Leave out the pictures and copy each record below exactly.

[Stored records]

** start **

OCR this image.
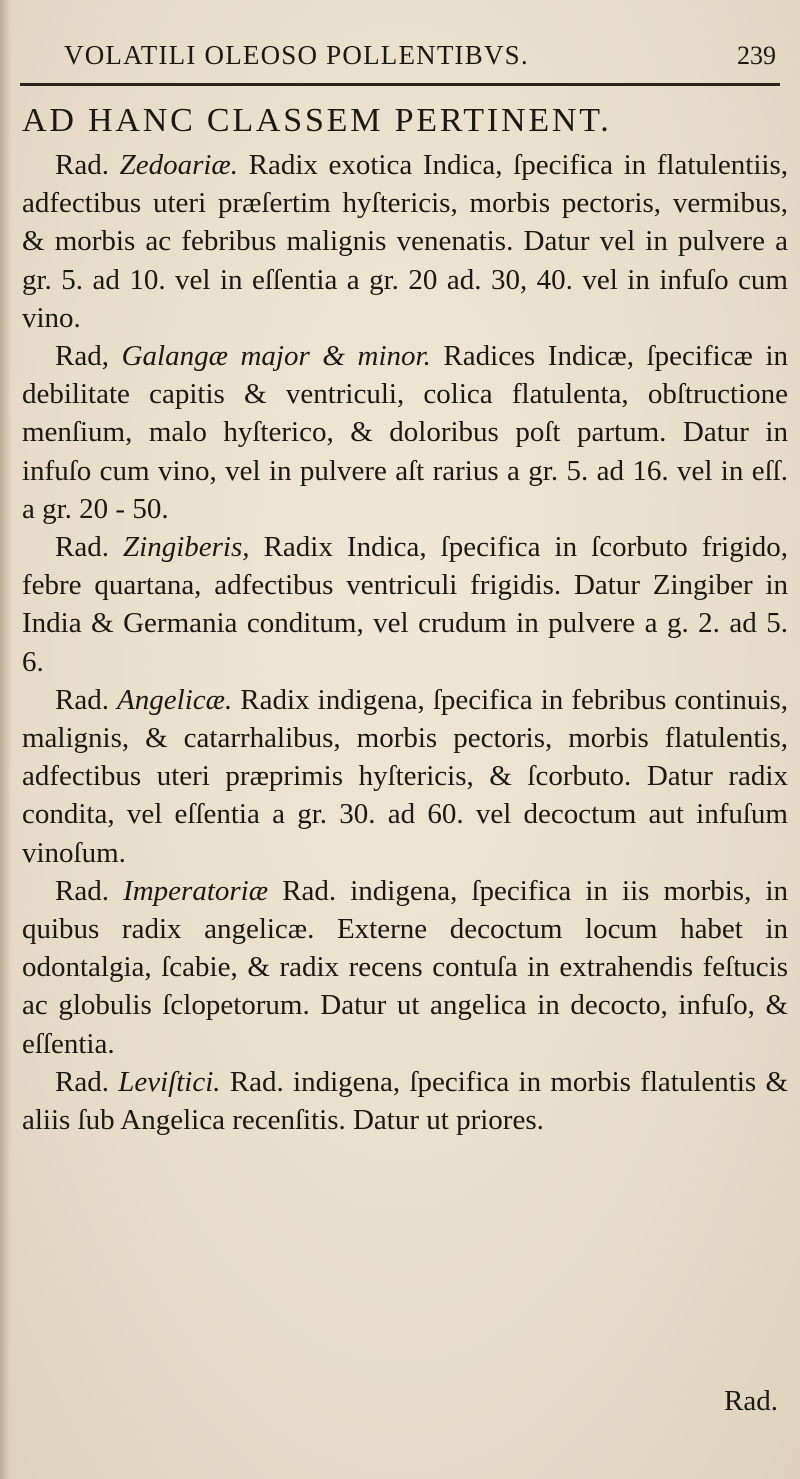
VOLATILI OLEOSO POLLENTIBVS.	239
AD HANC CLASSEM PERTINENT.

Rad. Zedoariæ. Radix exotica Indica, ſpecifica in flatulentiis, adfectibus uteri præſertim hyſtericis, morbis pectoris, vermibus, & morbis ac febribus malignis venenatis. Datur vel in pulvere a gr. 5. ad 10. vel in eſſentia a gr. 20 ad. 30, 40. vel in infuſo cum vino.

Rad, Galangæ major & minor. Radices Indicæ, ſpecificæ in debilitate capitis & ventriculi, colica flatulenta, obſtructione menſium, malo hyſterico, & doloribus poſt partum. Datur in infuſo cum vino, vel in pulvere aſt rarius a gr. 5. ad 16. vel in eſſ. a gr. 20 - 50.

Rad. Zingiberis, Radix Indica, ſpecifica in ſcorbuto frigido, febre quartana, adfectibus ventriculi frigidis. Datur Zingiber in India & Germania conditum, vel crudum in pulvere a g. 2. ad 5. 6.

Rad. Angelicæ. Radix indigena, ſpecifica in febribus continuis, malignis, & catarrhalibus, morbis pectoris, morbis flatulentis, adfectibus uteri præprimis hyſtericis, & ſcorbuto. Datur radix condita, vel eſſentia a gr. 30. ad 60. vel decoctum aut infuſum vinoſum.

Rad. Imperatoriæ Rad. indigena, ſpecifica in iis morbis, in quibus radix angelicæ. Externe decoctum locum habet in odontalgia, ſcabie, & radix recens contuſa in extrahendis feſtucis ac globulis ſclopetorum. Datur ut angelica in decocto, infuſo, & eſſentia.

Rad. Leviſtici. Rad. indigena, ſpecifica in morbis flatulentis & aliis ſub Angelica recenſitis. Datur ut priores.

Rad.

** end **

• TASK ANSWER:
OCR this image.
VOLATILI OLEOSO POLLENTIBVS.	239
AD HANC CLASSEM PERTINENT.

Rad. Zedoariæ. Radix exotica Indica, ſpecifica in flatulentiis, adfectibus uteri præſertim hyſtericis, morbis pectoris, vermibus, & morbis ac febribus malignis venenatis. Datur vel in pulvere a gr. 5. ad 10. vel in eſſentia a gr. 20 ad. 30, 40. vel in infuſo cum vino.

Rad, Galangæ major & minor. Radices Indicæ, ſpecificæ in debilitate capitis & ventriculi, colica flatulenta, obſtructione menſium, malo hyſterico, & doloribus poſt partum. Datur in infuſo cum vino, vel in pulvere aſt rarius a gr. 5. ad 16. vel in eſſ. a gr. 20 - 50.

Rad. Zingiberis, Radix Indica, ſpecifica in ſcorbuto frigido, febre quartana, adfectibus ventriculi frigidis. Datur Zingiber in India & Germania conditum, vel crudum in pulvere a g. 2. ad 5. 6.

Rad. Angelicæ. Radix indigena, ſpecifica in febribus continuis, malignis, & catarrhalibus, morbis pectoris, morbis flatulentis, adfectibus uteri præprimis hyſtericis, & ſcorbuto. Datur radix condita, vel eſſentia a gr. 30. ad 60. vel decoctum aut infuſum vinoſum.

Rad. Imperatoriæ Rad. indigena, ſpecifica in iis morbis, in quibus radix angelicæ. Externe decoctum locum habet in odontalgia, ſcabie, & radix recens contuſa in extrahendis feſtucis ac globulis ſclopetorum. Datur ut angelica in decocto, infuſo, & eſſentia.

Rad. Leviſtici. Rad. indigena, ſpecifica in morbis flatulentis & aliis ſub Angelica recenſitis. Datur ut priores.

Rad.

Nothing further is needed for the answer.